• _EXERCISE_
Copy, from the entries below, each line in which the string "JSON" appears.

+++ DATA ENTRIES +++

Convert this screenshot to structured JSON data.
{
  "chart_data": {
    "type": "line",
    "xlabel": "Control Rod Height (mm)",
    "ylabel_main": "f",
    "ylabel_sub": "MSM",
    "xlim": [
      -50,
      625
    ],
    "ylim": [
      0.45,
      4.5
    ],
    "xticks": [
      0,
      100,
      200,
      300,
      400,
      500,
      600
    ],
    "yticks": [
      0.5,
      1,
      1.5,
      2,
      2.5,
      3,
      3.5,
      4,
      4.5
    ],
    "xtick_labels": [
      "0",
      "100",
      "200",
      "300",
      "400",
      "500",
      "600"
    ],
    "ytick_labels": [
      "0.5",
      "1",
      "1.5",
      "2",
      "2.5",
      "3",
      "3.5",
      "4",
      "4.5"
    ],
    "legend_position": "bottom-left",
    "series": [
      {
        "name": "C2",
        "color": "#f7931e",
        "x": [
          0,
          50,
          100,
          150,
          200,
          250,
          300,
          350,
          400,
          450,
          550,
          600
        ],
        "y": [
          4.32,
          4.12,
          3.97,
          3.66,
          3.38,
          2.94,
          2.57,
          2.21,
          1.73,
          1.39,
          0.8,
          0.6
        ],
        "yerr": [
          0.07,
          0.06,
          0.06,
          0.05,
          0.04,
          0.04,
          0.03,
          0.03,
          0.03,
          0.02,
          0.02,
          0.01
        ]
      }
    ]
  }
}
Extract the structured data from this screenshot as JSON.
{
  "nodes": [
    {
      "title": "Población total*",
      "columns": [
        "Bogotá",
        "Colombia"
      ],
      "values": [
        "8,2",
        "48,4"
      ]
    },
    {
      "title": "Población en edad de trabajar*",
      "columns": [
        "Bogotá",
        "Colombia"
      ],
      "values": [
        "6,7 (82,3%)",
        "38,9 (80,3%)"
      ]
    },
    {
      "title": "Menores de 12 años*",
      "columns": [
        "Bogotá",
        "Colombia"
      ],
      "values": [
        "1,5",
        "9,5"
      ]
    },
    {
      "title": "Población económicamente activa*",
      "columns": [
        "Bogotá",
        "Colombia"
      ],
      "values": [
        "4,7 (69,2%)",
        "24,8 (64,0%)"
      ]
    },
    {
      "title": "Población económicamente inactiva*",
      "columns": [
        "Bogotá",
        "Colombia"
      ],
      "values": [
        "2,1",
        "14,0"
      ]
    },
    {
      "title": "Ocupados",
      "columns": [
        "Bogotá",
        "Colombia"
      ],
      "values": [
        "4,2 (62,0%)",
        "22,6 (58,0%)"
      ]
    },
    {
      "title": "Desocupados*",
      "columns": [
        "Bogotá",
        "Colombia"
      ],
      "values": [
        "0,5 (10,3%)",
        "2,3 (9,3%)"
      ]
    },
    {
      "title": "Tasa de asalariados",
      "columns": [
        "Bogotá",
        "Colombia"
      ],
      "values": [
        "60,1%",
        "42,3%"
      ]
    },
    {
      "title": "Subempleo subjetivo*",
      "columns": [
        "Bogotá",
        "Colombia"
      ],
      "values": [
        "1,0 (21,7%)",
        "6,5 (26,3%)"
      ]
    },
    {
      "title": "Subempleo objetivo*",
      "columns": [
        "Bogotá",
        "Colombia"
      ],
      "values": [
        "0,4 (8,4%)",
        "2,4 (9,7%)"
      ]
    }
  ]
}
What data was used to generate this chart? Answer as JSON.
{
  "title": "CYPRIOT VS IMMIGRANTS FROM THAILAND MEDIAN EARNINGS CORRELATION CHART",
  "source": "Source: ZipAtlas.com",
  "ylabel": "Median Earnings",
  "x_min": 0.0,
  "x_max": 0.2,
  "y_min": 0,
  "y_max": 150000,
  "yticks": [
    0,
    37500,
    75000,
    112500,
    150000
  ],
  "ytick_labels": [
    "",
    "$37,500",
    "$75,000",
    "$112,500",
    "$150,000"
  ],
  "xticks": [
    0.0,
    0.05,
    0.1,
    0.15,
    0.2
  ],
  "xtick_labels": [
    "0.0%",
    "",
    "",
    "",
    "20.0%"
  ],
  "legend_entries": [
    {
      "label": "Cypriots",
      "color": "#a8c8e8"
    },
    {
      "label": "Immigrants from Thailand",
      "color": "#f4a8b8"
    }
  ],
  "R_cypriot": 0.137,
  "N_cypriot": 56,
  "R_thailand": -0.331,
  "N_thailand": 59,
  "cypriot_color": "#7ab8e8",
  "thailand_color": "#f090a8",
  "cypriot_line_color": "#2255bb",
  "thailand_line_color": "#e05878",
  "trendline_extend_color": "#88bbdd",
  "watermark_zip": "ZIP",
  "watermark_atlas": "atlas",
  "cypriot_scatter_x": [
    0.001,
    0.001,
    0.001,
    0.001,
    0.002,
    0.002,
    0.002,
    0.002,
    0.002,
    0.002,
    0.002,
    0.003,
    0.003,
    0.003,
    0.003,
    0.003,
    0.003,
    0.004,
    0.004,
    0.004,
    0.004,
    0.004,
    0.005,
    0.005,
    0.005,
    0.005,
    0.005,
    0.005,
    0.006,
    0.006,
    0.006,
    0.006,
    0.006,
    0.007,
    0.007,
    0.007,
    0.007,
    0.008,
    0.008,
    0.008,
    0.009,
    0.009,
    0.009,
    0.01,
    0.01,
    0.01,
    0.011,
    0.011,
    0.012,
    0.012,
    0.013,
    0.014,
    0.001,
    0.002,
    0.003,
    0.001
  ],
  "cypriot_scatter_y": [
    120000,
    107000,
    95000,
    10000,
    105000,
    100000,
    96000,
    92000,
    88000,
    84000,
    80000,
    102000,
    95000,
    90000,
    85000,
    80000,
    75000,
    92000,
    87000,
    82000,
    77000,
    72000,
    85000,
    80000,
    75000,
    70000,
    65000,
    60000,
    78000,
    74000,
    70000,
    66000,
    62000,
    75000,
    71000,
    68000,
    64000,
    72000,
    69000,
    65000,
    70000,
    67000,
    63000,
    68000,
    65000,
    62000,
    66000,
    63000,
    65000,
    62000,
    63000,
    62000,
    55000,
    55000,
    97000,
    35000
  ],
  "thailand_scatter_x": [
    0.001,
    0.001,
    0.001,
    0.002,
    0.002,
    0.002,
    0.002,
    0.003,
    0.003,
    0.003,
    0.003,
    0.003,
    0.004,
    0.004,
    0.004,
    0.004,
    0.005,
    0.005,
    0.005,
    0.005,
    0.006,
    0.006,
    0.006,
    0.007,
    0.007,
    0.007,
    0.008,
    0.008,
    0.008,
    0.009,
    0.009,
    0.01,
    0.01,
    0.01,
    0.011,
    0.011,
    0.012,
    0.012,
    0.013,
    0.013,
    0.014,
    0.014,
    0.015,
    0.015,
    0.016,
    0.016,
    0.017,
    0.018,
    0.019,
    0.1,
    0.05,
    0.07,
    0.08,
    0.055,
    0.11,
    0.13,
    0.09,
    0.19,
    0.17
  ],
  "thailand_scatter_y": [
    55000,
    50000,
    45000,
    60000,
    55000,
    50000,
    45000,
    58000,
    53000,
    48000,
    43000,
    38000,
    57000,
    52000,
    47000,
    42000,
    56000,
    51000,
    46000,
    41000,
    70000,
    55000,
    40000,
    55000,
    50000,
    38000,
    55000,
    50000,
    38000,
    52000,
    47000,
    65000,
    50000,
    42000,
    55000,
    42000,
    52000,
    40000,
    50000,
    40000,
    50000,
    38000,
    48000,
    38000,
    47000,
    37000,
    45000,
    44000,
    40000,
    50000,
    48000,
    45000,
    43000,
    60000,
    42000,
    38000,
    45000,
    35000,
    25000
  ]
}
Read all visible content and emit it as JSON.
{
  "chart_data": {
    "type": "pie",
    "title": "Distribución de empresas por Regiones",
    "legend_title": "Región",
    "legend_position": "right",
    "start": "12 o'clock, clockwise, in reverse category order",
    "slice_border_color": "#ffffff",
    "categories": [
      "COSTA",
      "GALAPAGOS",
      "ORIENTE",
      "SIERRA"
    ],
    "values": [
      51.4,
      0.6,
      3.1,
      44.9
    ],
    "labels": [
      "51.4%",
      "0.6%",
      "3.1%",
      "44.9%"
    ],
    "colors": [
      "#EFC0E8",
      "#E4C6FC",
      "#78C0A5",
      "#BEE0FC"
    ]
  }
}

+++

• _OUTPUT OF THE EXERCISE_
Convert this screenshot to structured JSON data.
Extract the structured data from this screenshot as JSON.
What data was used to generate this chart? Answer as JSON.
Read all visible content and emit it as JSON.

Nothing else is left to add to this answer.